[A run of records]
— BEGIN —

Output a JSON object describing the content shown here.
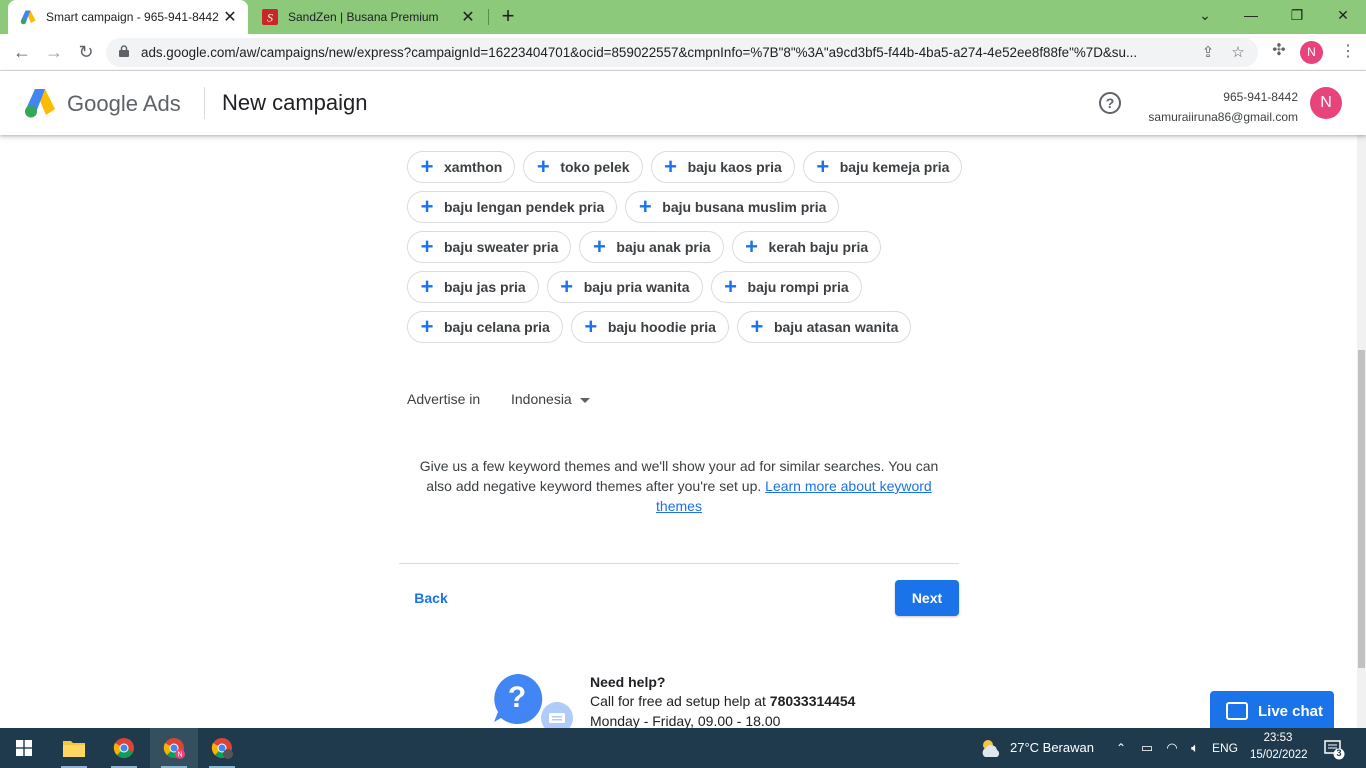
{
  "browser": {
    "tabs": [
      {
        "title": "Smart campaign - 965-941-8442",
        "active": true
      },
      {
        "title": "SandZen | Busana Premium",
        "active": false
      }
    ],
    "url": "ads.google.com/aw/campaigns/new/express?campaignId=16223404701&ocid=859022557&cmpnInfo=%7B\"8\"%3A\"a9cd3bf5-f44b-4ba5-a274-4e52ee8f88fe\"%7D&su...",
    "profile_initial": "N"
  },
  "header": {
    "brand": "Google Ads",
    "page_title": "New campaign",
    "account_id": "965-941-8442",
    "account_email": "samuraiiruna86@gmail.com",
    "avatar_initial": "N"
  },
  "keywords": {
    "rows": [
      [
        "xamthon",
        "toko pelek",
        "baju kaos pria",
        "baju kemeja pria"
      ],
      [
        "baju lengan pendek pria",
        "baju busana muslim pria"
      ],
      [
        "baju sweater pria",
        "baju anak pria",
        "kerah baju pria"
      ],
      [
        "baju jas pria",
        "baju pria wanita",
        "baju rompi pria"
      ],
      [
        "baju celana pria",
        "baju hoodie pria",
        "baju atasan wanita"
      ]
    ]
  },
  "advertise": {
    "label": "Advertise in",
    "value": "Indonesia"
  },
  "info": {
    "text": "Give us a few keyword themes and we'll show your ad for similar searches. You can also add negative keyword themes after you're set up.",
    "link": "Learn more about keyword themes"
  },
  "actions": {
    "back": "Back",
    "next": "Next"
  },
  "help": {
    "title": "Need help?",
    "call_prefix": "Call for free ad setup help at",
    "phone": "78033314454",
    "hours": "Monday - Friday, 09.00 - 18.00"
  },
  "livechat": {
    "label": "Live chat"
  },
  "taskbar": {
    "weather": "27°C  Berawan",
    "lang": "ENG",
    "time": "23:53",
    "date": "15/02/2022",
    "notifications": "3"
  },
  "colors": {
    "accent": "#1a73e8",
    "tabstrip": "#8dc97a",
    "taskbar": "#1f3a4d",
    "avatar": "#e8437a"
  }
}
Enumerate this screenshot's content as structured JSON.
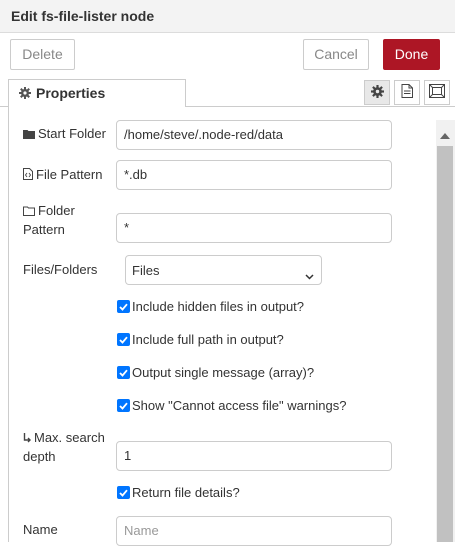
{
  "dialog": {
    "title": "Edit fs-file-lister node",
    "delete_label": "Delete",
    "cancel_label": "Cancel",
    "done_label": "Done"
  },
  "tabs": {
    "properties_label": "Properties",
    "icons": [
      "gear-icon",
      "description-icon",
      "appearance-icon"
    ]
  },
  "form": {
    "start_folder": {
      "label": "Start Folder",
      "icon": "folder-icon",
      "value": "/home/steve/.node-red/data"
    },
    "file_pattern": {
      "label": "File Pattern",
      "icon": "file-code-icon",
      "value": "*.db"
    },
    "folder_pattern": {
      "label_line1": "Folder",
      "label_line2": "Pattern",
      "icon": "folder-outline-icon",
      "value": "*"
    },
    "files_folders": {
      "label": "Files/Folders",
      "selected": "Files"
    },
    "checkboxes": [
      {
        "label": "Include hidden files in output?",
        "checked": true
      },
      {
        "label": "Include full path in output?",
        "checked": true
      },
      {
        "label": "Output single message (array)?",
        "checked": true
      },
      {
        "label": "Show \"Cannot access file\" warnings?",
        "checked": true
      }
    ],
    "max_depth": {
      "label_line1": "Max. search",
      "label_line2": "depth",
      "icon": "arrow-down-right-icon",
      "value": "1"
    },
    "return_details": {
      "label": "Return file details?",
      "checked": true
    },
    "name": {
      "label": "Name",
      "placeholder": "Name",
      "value": ""
    }
  },
  "colors": {
    "accent": "#ad1625",
    "checkbox": "#0075ff"
  }
}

— END —

- TASK DIRECTIONS -
Tally the lines of the preceding listing in which the word "wanita" appears; state nothing but the total.

- ANSWER -
2